# [What needs to be done]
Edit the records below so that every occurrence of "Patent image size" reads "Drawing dimensions" instead. Leave everything else unchanged.
## Begin
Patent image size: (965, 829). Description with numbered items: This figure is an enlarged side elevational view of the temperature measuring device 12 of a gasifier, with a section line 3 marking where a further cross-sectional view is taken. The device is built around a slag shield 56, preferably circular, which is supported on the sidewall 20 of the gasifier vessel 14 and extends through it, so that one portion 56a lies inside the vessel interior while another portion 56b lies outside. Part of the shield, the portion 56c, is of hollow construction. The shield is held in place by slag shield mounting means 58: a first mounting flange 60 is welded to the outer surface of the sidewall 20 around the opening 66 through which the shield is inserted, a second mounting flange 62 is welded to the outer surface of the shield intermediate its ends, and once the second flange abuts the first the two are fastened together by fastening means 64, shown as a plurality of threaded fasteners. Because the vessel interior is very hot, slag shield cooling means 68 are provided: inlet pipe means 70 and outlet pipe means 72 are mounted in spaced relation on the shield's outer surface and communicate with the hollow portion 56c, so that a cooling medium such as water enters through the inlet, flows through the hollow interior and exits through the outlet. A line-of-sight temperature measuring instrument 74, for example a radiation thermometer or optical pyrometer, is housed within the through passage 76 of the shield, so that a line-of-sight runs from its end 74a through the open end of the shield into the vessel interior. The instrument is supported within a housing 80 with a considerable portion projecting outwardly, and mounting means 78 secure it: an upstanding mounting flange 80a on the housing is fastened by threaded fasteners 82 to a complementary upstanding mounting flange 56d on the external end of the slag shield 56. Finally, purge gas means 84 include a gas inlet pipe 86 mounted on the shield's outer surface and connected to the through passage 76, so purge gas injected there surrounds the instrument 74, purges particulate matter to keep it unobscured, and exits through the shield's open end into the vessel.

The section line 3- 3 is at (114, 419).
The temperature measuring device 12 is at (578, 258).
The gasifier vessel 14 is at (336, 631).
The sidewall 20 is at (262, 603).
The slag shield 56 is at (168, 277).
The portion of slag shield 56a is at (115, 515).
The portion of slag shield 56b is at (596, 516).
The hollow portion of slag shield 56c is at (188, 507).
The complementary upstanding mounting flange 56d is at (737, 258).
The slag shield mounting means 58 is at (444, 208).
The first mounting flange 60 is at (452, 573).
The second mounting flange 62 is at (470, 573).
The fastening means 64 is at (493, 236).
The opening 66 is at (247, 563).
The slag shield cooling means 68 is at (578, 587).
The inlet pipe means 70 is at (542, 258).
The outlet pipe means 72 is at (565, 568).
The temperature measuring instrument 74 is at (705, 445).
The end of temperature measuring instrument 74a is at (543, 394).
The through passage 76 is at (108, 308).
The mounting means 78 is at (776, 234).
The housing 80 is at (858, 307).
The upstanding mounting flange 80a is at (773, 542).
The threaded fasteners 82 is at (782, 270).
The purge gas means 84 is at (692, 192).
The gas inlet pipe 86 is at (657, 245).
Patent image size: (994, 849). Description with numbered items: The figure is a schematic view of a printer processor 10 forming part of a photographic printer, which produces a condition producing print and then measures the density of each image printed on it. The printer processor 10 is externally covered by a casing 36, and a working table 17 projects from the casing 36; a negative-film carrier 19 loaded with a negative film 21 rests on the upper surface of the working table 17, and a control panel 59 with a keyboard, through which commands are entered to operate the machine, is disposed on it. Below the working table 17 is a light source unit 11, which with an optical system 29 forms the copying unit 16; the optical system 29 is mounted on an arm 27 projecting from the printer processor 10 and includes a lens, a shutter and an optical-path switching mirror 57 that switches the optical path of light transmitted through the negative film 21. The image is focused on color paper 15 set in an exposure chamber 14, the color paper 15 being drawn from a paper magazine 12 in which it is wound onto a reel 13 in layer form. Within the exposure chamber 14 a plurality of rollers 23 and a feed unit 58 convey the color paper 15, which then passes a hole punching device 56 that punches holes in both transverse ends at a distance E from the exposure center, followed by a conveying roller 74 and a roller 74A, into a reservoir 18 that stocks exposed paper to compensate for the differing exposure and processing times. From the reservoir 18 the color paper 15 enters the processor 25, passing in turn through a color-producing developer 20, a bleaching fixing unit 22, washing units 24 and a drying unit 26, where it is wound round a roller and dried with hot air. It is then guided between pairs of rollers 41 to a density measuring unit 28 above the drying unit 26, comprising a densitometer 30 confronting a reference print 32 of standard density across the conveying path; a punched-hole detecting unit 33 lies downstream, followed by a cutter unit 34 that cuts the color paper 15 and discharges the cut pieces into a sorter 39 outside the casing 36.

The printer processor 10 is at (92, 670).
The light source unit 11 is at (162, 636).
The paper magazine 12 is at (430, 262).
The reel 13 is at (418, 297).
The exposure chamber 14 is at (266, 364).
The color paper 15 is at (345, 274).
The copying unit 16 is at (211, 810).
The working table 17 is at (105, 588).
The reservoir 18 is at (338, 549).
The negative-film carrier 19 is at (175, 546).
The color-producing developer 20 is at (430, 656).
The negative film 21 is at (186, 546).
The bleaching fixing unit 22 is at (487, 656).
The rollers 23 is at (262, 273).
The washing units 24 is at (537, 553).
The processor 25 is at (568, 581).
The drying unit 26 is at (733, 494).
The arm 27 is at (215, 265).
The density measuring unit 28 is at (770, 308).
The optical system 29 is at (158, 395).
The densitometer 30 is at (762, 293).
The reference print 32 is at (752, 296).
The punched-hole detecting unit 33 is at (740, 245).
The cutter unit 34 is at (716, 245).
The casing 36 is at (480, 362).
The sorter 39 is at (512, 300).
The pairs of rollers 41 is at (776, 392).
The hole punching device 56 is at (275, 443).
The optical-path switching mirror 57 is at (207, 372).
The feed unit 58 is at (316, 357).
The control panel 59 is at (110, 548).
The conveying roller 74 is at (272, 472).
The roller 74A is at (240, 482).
## End
# [Result]
Drawing dimensions: (965, 829). Description with numbered items: This figure is an enlarged side elevational view of the temperature measuring device 12 of a gasifier, with a section line 3 marking where a further cross-sectional view is taken. The device is built around a slag shield 56, preferably circular, which is supported on the sidewall 20 of the gasifier vessel 14 and extends through it, so that one portion 56a lies inside the vessel interior while another portion 56b lies outside. Part of the shield, the portion 56c, is of hollow construction. The shield is held in place by slag shield mounting means 58: a first mounting flange 60 is welded to the outer surface of the sidewall 20 around the opening 66 through which the shield is inserted, a second mounting flange 62 is welded to the outer surface of the shield intermediate its ends, and once the second flange abuts the first the two are fastened together by fastening means 64, shown as a plurality of threaded fasteners. Because the vessel interior is very hot, slag shield cooling means 68 are provided: inlet pipe means 70 and outlet pipe means 72 are mounted in spaced relation on the shield's outer surface and communicate with the hollow portion 56c, so that a cooling medium such as water enters through the inlet, flows through the hollow interior and exits through the outlet. A line-of-sight temperature measuring instrument 74, for example a radiation thermometer or optical pyrometer, is housed within the through passage 76 of the shield, so that a line-of-sight runs from its end 74a through the open end of the shield into the vessel interior. The instrument is supported within a housing 80 with a considerable portion projecting outwardly, and mounting means 78 secure it: an upstanding mounting flange 80a on the housing is fastened by threaded fasteners 82 to a complementary upstanding mounting flange 56d on the external end of the slag shield 56. Finally, purge gas means 84 include a gas inlet pipe 86 mounted on the shield's outer surface and connected to the through passage 76, so purge gas injected there surrounds the instrument 74, purges particulate matter to keep it unobscured, and exits through the shield's open end into the vessel.

The section line 3- 3 is at (114, 419).
The temperature measuring device 12 is at (578, 258).
The gasifier vessel 14 is at (336, 631).
The sidewall 20 is at (262, 603).
The slag shield 56 is at (168, 277).
The portion of slag shield 56a is at (115, 515).
The portion of slag shield 56b is at (596, 516).
The hollow portion of slag shield 56c is at (188, 507).
The complementary upstanding mounting flange 56d is at (737, 258).
The slag shield mounting means 58 is at (444, 208).
The first mounting flange 60 is at (452, 573).
The second mounting flange 62 is at (470, 573).
The fastening means 64 is at (493, 236).
The opening 66 is at (247, 563).
The slag shield cooling means 68 is at (578, 587).
The inlet pipe means 70 is at (542, 258).
The outlet pipe means 72 is at (565, 568).
The temperature measuring instrument 74 is at (705, 445).
The end of temperature measuring instrument 74a is at (543, 394).
The through passage 76 is at (108, 308).
The mounting means 78 is at (776, 234).
The housing 80 is at (858, 307).
The upstanding mounting flange 80a is at (773, 542).
The threaded fasteners 82 is at (782, 270).
The purge gas means 84 is at (692, 192).
The gas inlet pipe 86 is at (657, 245).
Drawing dimensions: (994, 849). Description with numbered items: The figure is a schematic view of a printer processor 10 forming part of a photographic printer, which produces a condition producing print and then measures the density of each image printed on it. The printer processor 10 is externally covered by a casing 36, and a working table 17 projects from the casing 36; a negative-film carrier 19 loaded with a negative film 21 rests on the upper surface of the working table 17, and a control panel 59 with a keyboard, through which commands are entered to operate the machine, is disposed on it. Below the working table 17 is a light source unit 11, which with an optical system 29 forms the copying unit 16; the optical system 29 is mounted on an arm 27 projecting from the printer processor 10 and includes a lens, a shutter and an optical-path switching mirror 57 that switches the optical path of light transmitted through the negative film 21. The image is focused on color paper 15 set in an exposure chamber 14, the color paper 15 being drawn from a paper magazine 12 in which it is wound onto a reel 13 in layer form. Within the exposure chamber 14 a plurality of rollers 23 and a feed unit 58 convey the color paper 15, which then passes a hole punching device 56 that punches holes in both transverse ends at a distance E from the exposure center, followed by a conveying roller 74 and a roller 74A, into a reservoir 18 that stocks exposed paper to compensate for the differing exposure and processing times. From the reservoir 18 the color paper 15 enters the processor 25, passing in turn through a color-producing developer 20, a bleaching fixing unit 22, washing units 24 and a drying unit 26, where it is wound round a roller and dried with hot air. It is then guided between pairs of rollers 41 to a density measuring unit 28 above the drying unit 26, comprising a densitometer 30 confronting a reference print 32 of standard density across the conveying path; a punched-hole detecting unit 33 lies downstream, followed by a cutter unit 34 that cuts the color paper 15 and discharges the cut pieces into a sorter 39 outside the casing 36.

The printer processor 10 is at (92, 670).
The light source unit 11 is at (162, 636).
The paper magazine 12 is at (430, 262).
The reel 13 is at (418, 297).
The exposure chamber 14 is at (266, 364).
The color paper 15 is at (345, 274).
The copying unit 16 is at (211, 810).
The working table 17 is at (105, 588).
The reservoir 18 is at (338, 549).
The negative-film carrier 19 is at (175, 546).
The color-producing developer 20 is at (430, 656).
The negative film 21 is at (186, 546).
The bleaching fixing unit 22 is at (487, 656).
The rollers 23 is at (262, 273).
The washing units 24 is at (537, 553).
The processor 25 is at (568, 581).
The drying unit 26 is at (733, 494).
The arm 27 is at (215, 265).
The density measuring unit 28 is at (770, 308).
The optical system 29 is at (158, 395).
The densitometer 30 is at (762, 293).
The reference print 32 is at (752, 296).
The punched-hole detecting unit 33 is at (740, 245).
The cutter unit 34 is at (716, 245).
The casing 36 is at (480, 362).
The sorter 39 is at (512, 300).
The pairs of rollers 41 is at (776, 392).
The hole punching device 56 is at (275, 443).
The optical-path switching mirror 57 is at (207, 372).
The feed unit 58 is at (316, 357).
The control panel 59 is at (110, 548).
The conveying roller 74 is at (272, 472).
The roller 74A is at (240, 482).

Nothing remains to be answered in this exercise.